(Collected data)
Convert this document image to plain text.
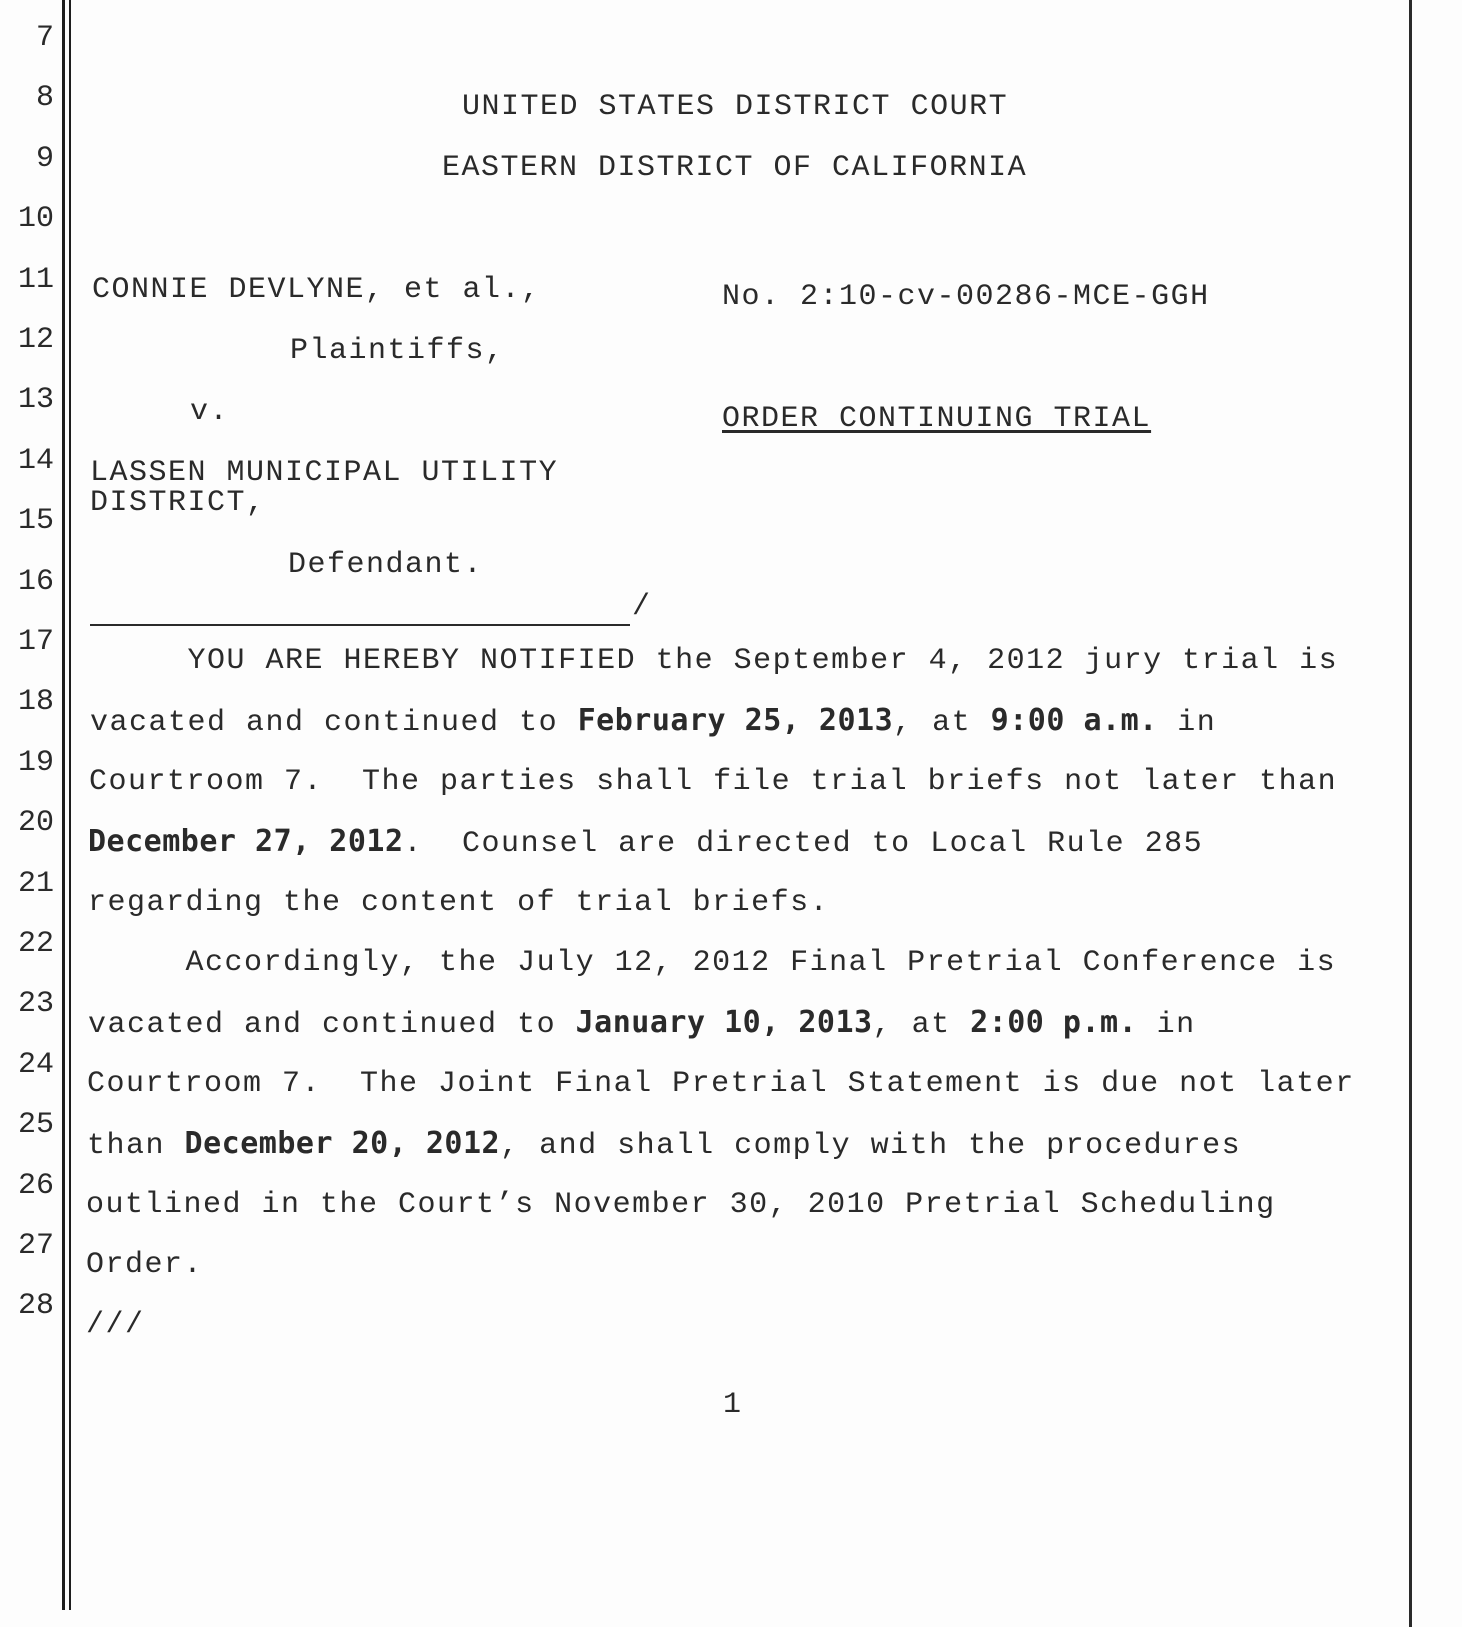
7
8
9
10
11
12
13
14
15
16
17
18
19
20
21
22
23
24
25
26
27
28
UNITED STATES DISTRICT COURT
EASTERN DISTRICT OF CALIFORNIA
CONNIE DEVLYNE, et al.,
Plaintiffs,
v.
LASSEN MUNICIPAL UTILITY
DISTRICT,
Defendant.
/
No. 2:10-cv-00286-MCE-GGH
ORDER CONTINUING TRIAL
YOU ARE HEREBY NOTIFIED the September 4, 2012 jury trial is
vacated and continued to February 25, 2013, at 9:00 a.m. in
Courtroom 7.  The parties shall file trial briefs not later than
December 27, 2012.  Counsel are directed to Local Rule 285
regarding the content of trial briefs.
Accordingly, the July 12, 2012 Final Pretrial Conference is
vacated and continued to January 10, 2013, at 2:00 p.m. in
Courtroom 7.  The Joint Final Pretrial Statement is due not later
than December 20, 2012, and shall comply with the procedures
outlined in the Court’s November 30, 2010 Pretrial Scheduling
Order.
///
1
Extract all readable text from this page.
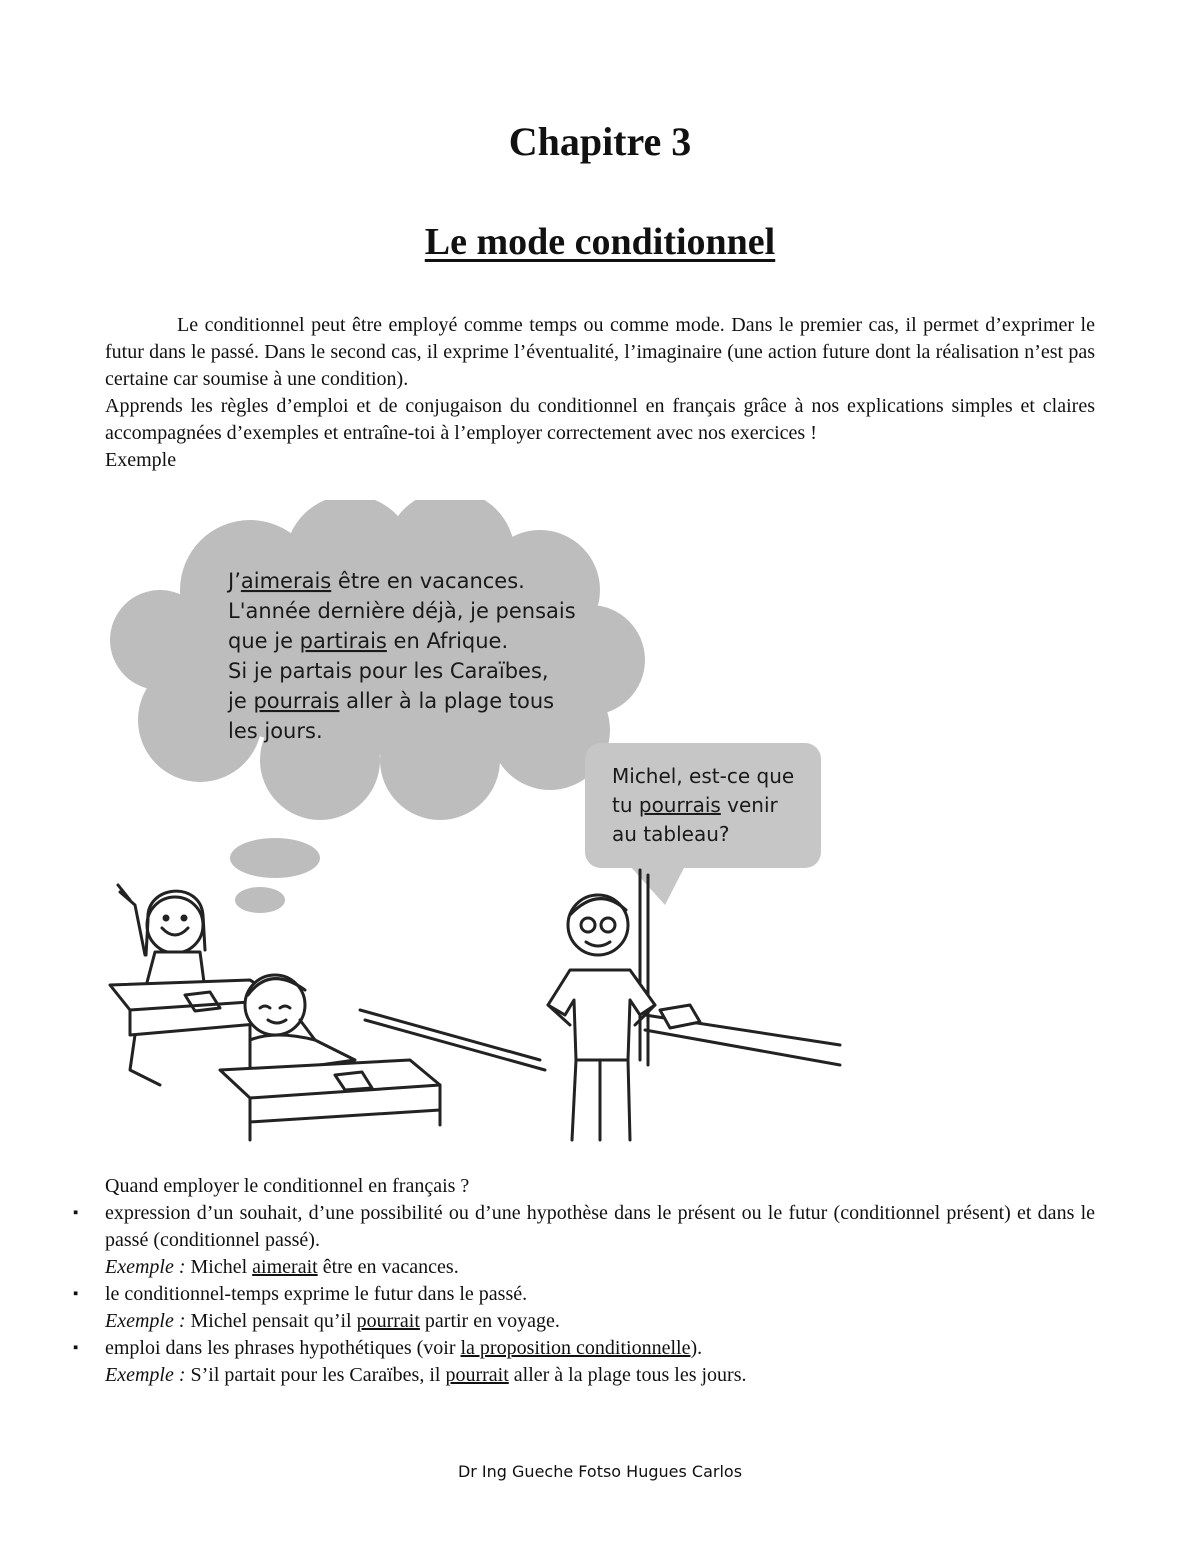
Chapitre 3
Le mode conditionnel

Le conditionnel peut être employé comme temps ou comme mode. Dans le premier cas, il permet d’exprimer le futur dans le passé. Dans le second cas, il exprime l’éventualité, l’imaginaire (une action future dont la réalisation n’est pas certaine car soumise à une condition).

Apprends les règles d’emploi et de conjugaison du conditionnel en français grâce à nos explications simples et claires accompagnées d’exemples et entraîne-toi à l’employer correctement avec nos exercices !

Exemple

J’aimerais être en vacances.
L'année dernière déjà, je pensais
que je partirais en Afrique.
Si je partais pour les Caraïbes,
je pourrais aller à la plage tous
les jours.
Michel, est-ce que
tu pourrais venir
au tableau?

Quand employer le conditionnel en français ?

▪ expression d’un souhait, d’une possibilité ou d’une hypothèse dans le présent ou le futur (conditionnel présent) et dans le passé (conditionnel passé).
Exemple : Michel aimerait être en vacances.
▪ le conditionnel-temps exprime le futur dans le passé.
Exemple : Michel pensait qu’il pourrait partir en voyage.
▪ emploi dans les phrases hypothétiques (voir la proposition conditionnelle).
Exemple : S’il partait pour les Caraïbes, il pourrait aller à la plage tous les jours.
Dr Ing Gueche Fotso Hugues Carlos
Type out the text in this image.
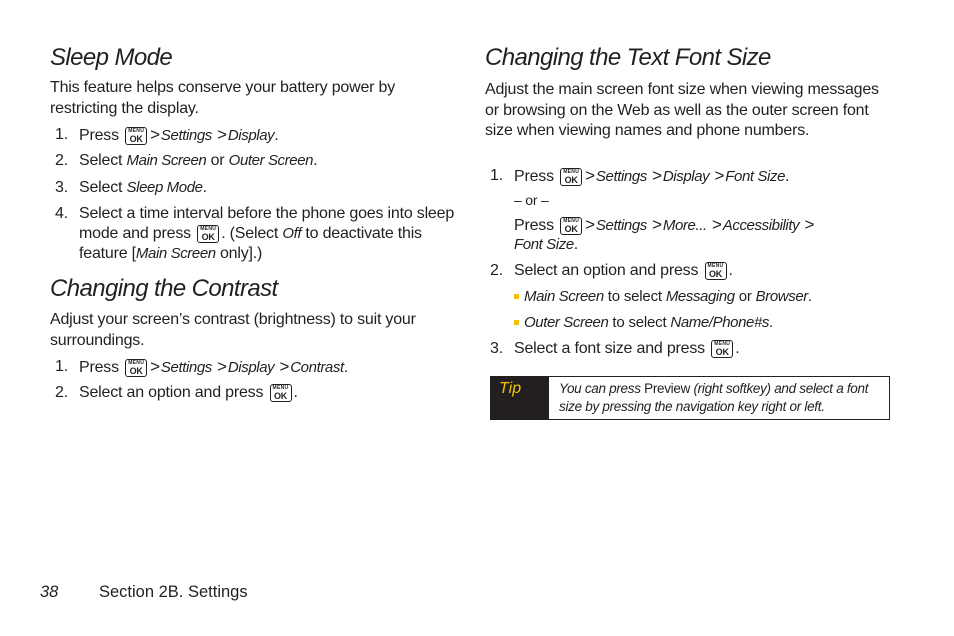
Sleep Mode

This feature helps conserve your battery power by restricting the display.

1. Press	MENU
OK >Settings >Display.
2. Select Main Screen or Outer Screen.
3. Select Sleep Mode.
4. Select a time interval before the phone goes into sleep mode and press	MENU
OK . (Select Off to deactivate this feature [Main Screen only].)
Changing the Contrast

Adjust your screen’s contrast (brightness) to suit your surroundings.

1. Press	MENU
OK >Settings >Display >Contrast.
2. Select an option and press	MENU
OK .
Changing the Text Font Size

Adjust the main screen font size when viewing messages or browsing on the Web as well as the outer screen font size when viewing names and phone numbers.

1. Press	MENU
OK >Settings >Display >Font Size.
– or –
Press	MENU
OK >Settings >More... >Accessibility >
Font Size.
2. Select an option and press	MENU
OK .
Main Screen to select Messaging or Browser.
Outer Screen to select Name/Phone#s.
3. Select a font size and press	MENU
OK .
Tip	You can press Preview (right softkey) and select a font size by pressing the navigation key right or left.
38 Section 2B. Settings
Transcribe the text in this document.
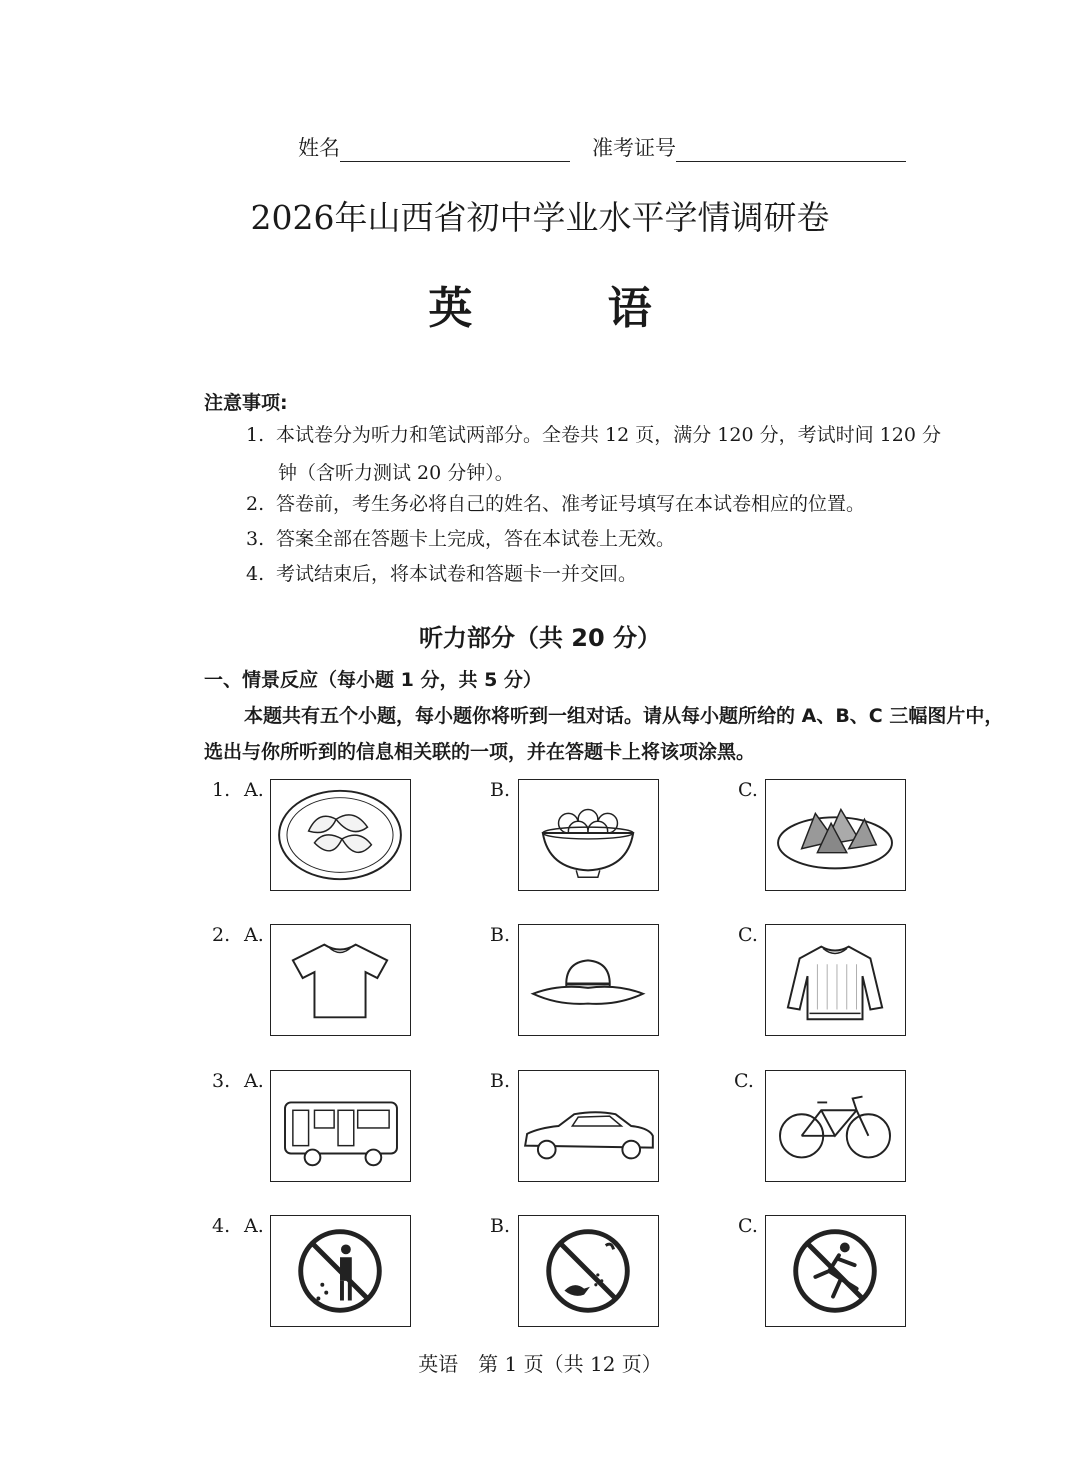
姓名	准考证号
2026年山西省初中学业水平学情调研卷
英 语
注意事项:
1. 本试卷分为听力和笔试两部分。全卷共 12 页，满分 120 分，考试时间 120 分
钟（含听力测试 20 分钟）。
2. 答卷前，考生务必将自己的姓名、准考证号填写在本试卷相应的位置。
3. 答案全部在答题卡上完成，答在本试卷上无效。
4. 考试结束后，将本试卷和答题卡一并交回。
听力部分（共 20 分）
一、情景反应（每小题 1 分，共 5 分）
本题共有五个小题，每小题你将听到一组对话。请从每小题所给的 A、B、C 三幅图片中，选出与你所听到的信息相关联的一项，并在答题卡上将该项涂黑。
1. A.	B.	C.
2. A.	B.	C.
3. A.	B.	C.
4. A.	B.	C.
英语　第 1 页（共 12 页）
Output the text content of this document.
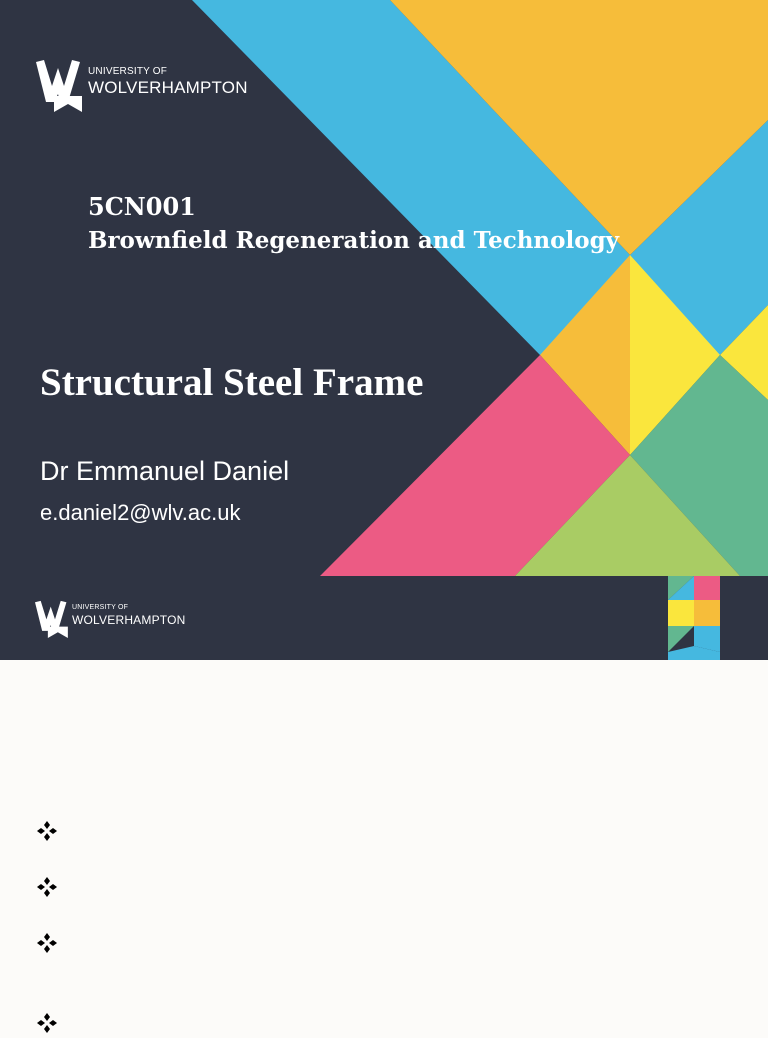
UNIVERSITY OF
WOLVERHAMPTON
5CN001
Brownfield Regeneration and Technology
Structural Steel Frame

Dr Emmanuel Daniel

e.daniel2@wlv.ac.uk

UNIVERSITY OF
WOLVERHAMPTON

_Exercise requirements_
Reproduce all of the data exactly; the pictures do not belong in the copy.

_Written answer_
Convert this document image to plain text.
7
8
9
10
11
12
13
14
15
16
17
18
19
20
21
22
23
24
25
26
27
28
UNITED STATES DISTRICT COURT
EASTERN DISTRICT OF CALIFORNIA
CONNIE DEVLYNE, et al.,
Plaintiffs,
v.
LASSEN MUNICIPAL UTILITY
DISTRICT,
Defendant.
/
No. 2:10-cv-00286-MCE-GGH
ORDER CONTINUING TRIAL
YOU ARE HEREBY NOTIFIED the September 4, 2012 jury trial is
vacated and continued to February 25, 2013, at 9:00 a.m. in
Courtroom 7.  The parties shall file trial briefs not later than
December 27, 2012.  Counsel are directed to Local Rule 285
regarding the content of trial briefs.
Accordingly, the July 12, 2012 Final Pretrial Conference is
vacated and continued to January 10, 2013, at 2:00 p.m. in
Courtroom 7.  The Joint Final Pretrial Statement is due not later
than December 20, 2012, and shall comply with the procedures
outlined in the Court’s November 30, 2010 Pretrial Scheduling
Order.
///
1
Extract all readable text from this page.
Chapitre 3
Le mode conditionnel

Le conditionnel peut être employé comme temps ou comme mode. Dans le premier cas, il permet d’exprimer le futur dans le passé. Dans le second cas, il exprime l’éventualité, l’imaginaire (une action future dont la réalisation n’est pas certaine car soumise à une condition).

Apprends les règles d’emploi et de conjugaison du conditionnel en français grâce à nos explications simples et claires accompagnées d’exemples et entraîne-toi à l’employer correctement avec nos exercices !

Exemple

J’aimerais être en vacances.
L'année dernière déjà, je pensais
que je partirais en Afrique.
Si je partais pour les Caraïbes,
je pourrais aller à la plage tous
les jours.
Michel, est-ce que
tu pourrais venir
au tableau?

Quand employer le conditionnel en français ?

▪ expression d’un souhait, d’une possibilité ou d’une hypothèse dans le présent ou le futur (conditionnel présent) et dans le passé (conditionnel passé).
Exemple : Michel aimerait être en vacances.
▪ le conditionnel-temps exprime le futur dans le passé.
Exemple : Michel pensait qu’il pourrait partir en voyage.
▪ emploi dans les phrases hypothétiques (voir la proposition conditionnelle).
Exemple : S’il partait pour les Caraïbes, il pourrait aller à la plage tous les jours.
Dr Ing Gueche Fotso Hugues Carlos
Type out the text in this image.
Sleep Mode

This feature helps conserve your battery power by restricting the display.

1. Press	MENU
OK >Settings >Display.
2. Select Main Screen or Outer Screen.
3. Select Sleep Mode.
4. Select a time interval before the phone goes into sleep mode and press	MENU
OK . (Select Off to deactivate this feature [Main Screen only].)
Changing the Contrast

Adjust your screen’s contrast (brightness) to suit your surroundings.

1. Press	MENU
OK >Settings >Display >Contrast.
2. Select an option and press	MENU
OK .
Changing the Text Font Size

Adjust the main screen font size when viewing messages or browsing on the Web as well as the outer screen font size when viewing names and phone numbers.

1. Press	MENU
OK >Settings >Display >Font Size.
– or –
Press	MENU
OK >Settings >More... >Accessibility >
Font Size.
2. Select an option and press	MENU
OK .
Main Screen to select Messaging or Browser.
Outer Screen to select Name/Phone#s.
3. Select a font size and press	MENU
OK .
Tip	You can press Preview (right softkey) and select a font size by pressing the navigation key right or left.
38 Section 2B. Settings
Transcribe the text in this document.
姓名	准考证号
2026年山西省初中学业水平学情调研卷
英 语
注意事项:
1. 本试卷分为听力和笔试两部分。全卷共 12 页，满分 120 分，考试时间 120 分
钟（含听力测试 20 分钟）。
2. 答卷前，考生务必将自己的姓名、准考证号填写在本试卷相应的位置。
3. 答案全部在答题卡上完成，答在本试卷上无效。
4. 考试结束后，将本试卷和答题卡一并交回。
听力部分（共 20 分）
一、情景反应（每小题 1 分，共 5 分）
本题共有五个小题，每小题你将听到一组对话。请从每小题所给的 A、B、C 三幅图片中，选出与你所听到的信息相关联的一项，并在答题卡上将该项涂黑。
1. A.	B.	C.
2. A.	B.	C.
3. A.	B.	C.
4. A.	B.	C.
英语　第 1 页（共 12 页）
Output the text content of this document.
UNIVERSITY OF
WOLVERHAMPTON
5CN001
Brownfield Regeneration and Technology
Structural Steel Frame

Dr Emmanuel Daniel

e.daniel2@wlv.ac.uk

UNIVERSITY OF
WOLVERHAMPTON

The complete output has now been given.